▸ **EXERCISE DATA**
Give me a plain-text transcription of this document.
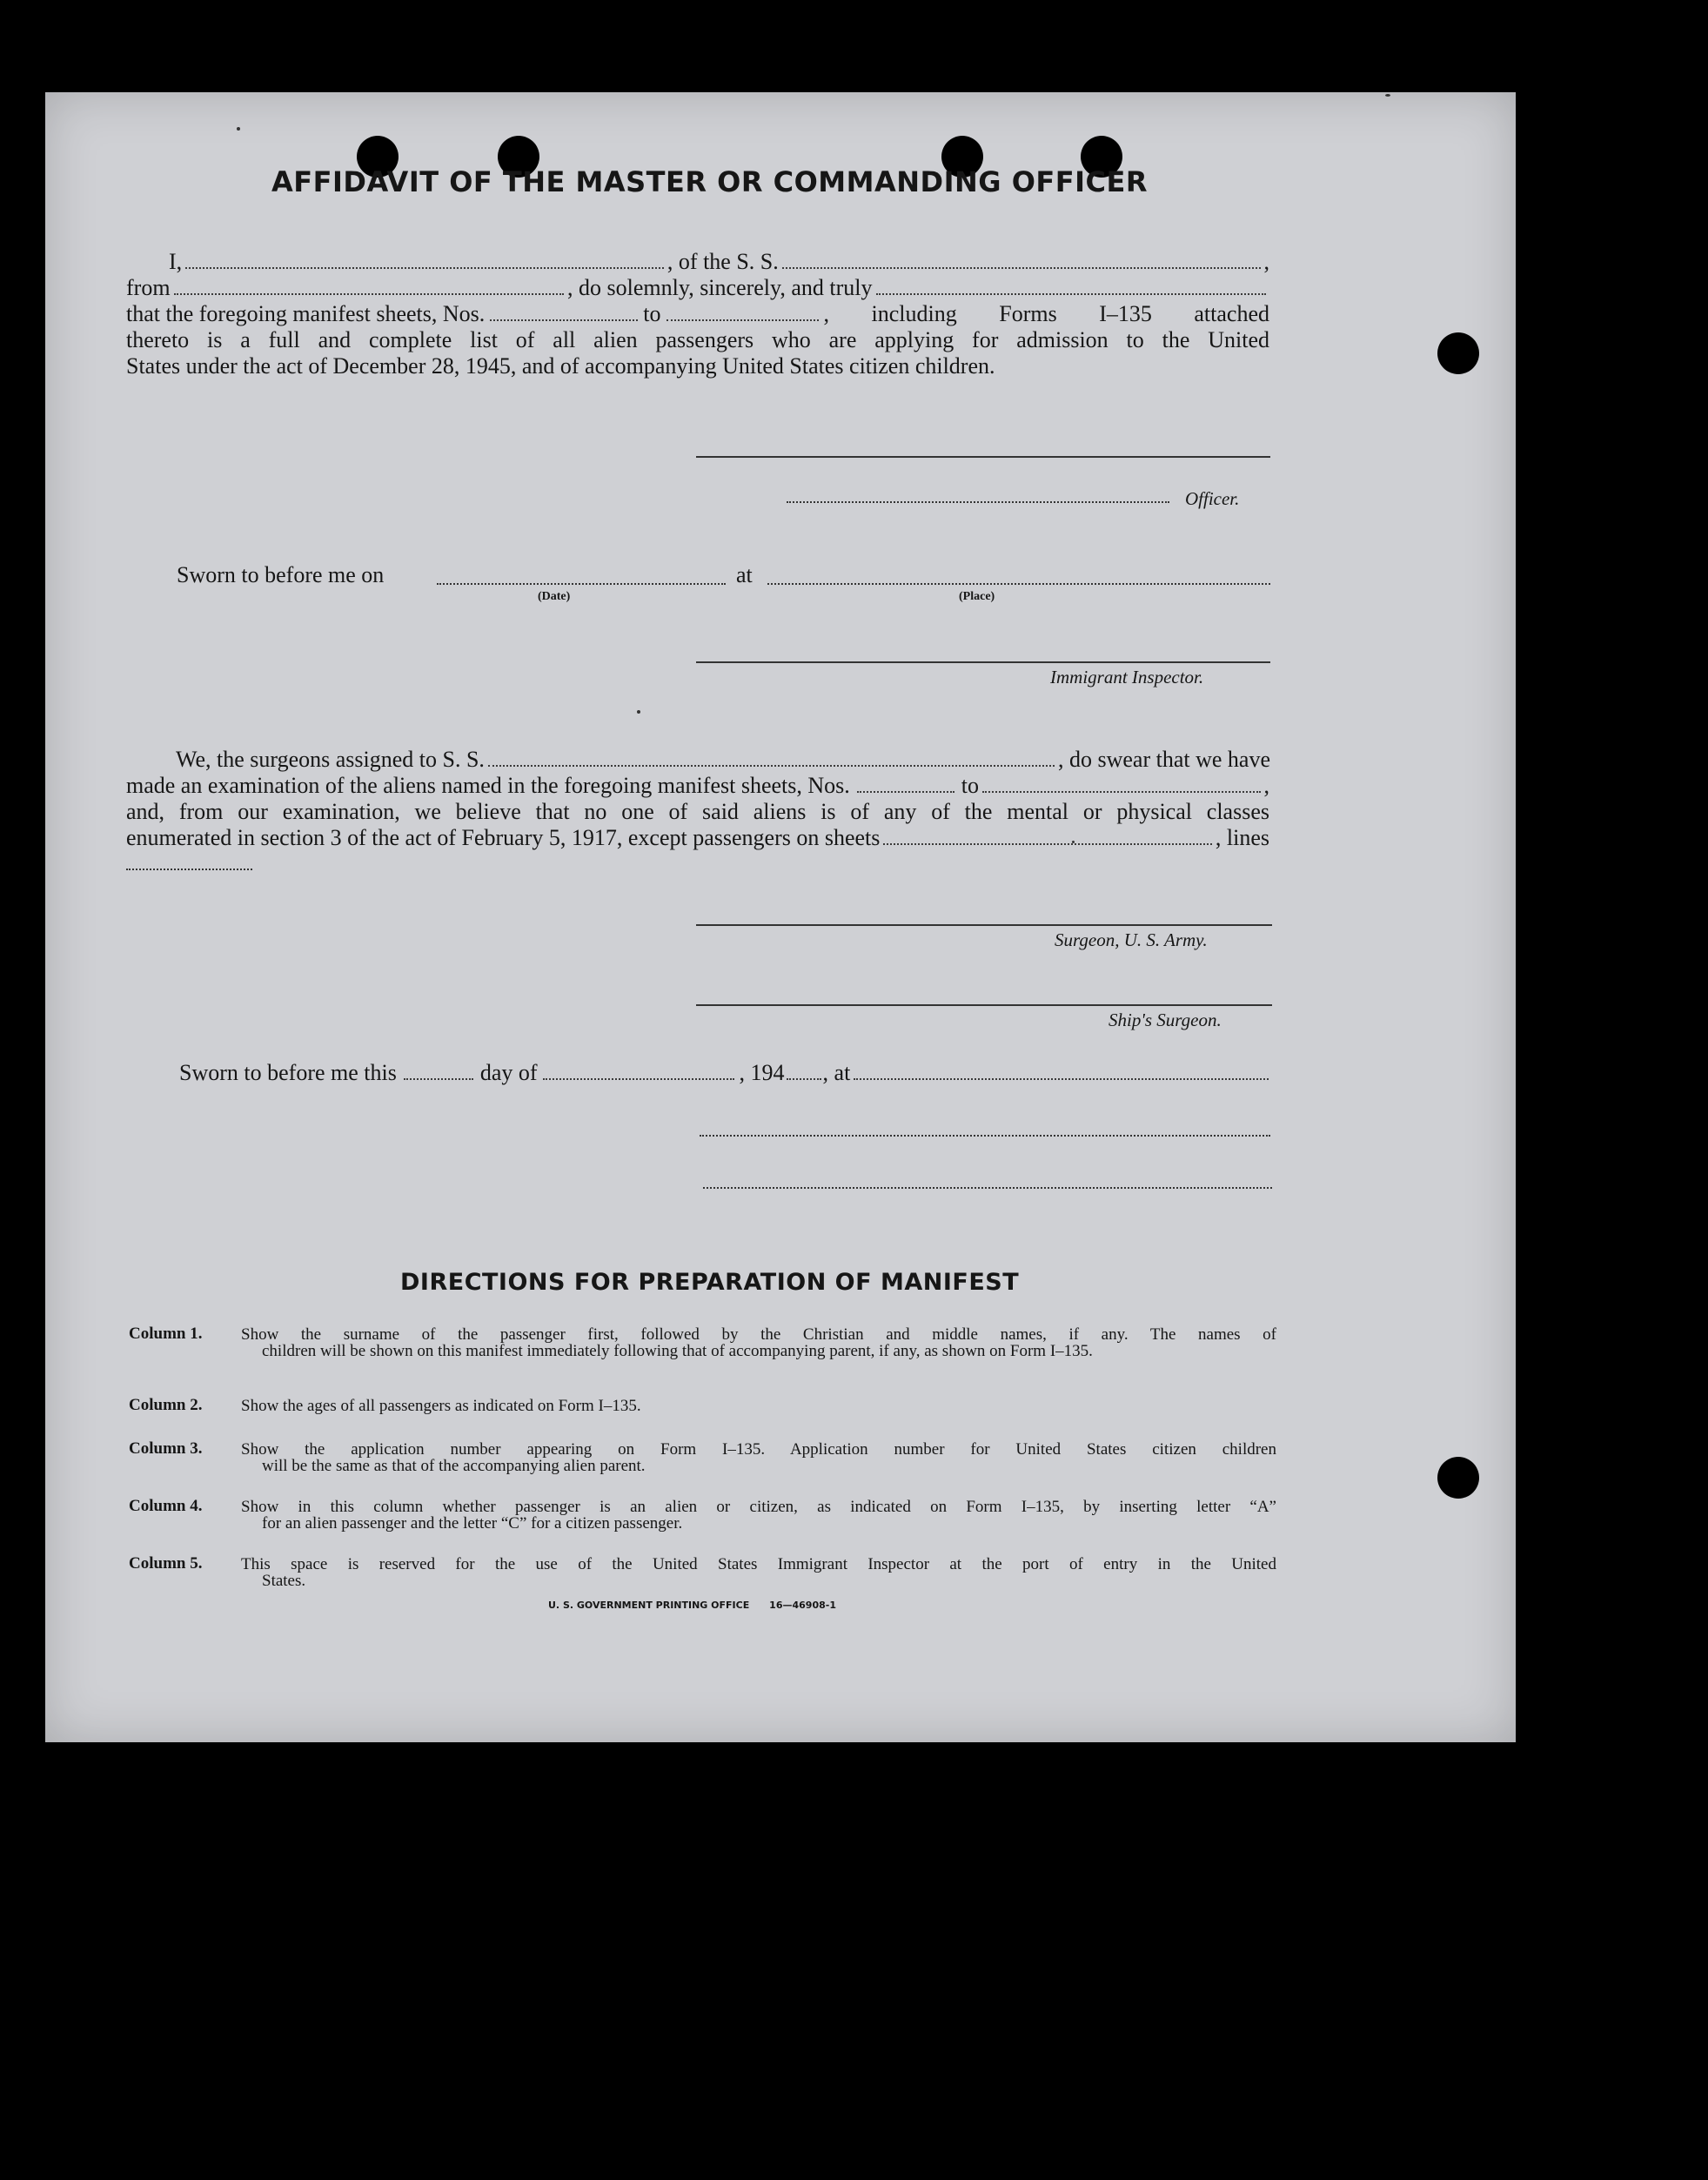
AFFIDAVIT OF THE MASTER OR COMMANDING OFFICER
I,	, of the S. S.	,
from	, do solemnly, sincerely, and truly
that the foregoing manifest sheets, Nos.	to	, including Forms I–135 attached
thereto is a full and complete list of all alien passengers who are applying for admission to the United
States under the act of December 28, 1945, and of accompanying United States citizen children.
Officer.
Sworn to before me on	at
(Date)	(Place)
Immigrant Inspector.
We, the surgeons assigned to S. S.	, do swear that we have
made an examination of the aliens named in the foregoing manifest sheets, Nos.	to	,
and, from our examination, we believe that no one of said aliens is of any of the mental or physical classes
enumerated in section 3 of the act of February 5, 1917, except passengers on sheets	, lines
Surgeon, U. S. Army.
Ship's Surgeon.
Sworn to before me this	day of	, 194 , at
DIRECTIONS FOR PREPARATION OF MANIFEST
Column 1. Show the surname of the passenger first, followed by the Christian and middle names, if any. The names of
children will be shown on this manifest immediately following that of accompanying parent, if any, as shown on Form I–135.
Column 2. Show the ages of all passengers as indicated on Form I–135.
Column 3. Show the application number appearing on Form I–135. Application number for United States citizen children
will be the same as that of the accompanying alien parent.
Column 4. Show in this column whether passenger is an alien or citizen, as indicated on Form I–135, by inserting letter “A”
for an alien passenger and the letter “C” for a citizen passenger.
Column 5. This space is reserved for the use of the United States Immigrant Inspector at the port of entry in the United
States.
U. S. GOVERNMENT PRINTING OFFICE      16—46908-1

▸ **GIVEN INSTRUCTION**
Scan the data above; copy every line where "will" appears.

▸ **REPLY TO THE TASK**
children will be shown on this manifest immediately following that of accompanying parent, if any, as shown on Form I–135.
will be the same as that of the accompanying alien parent.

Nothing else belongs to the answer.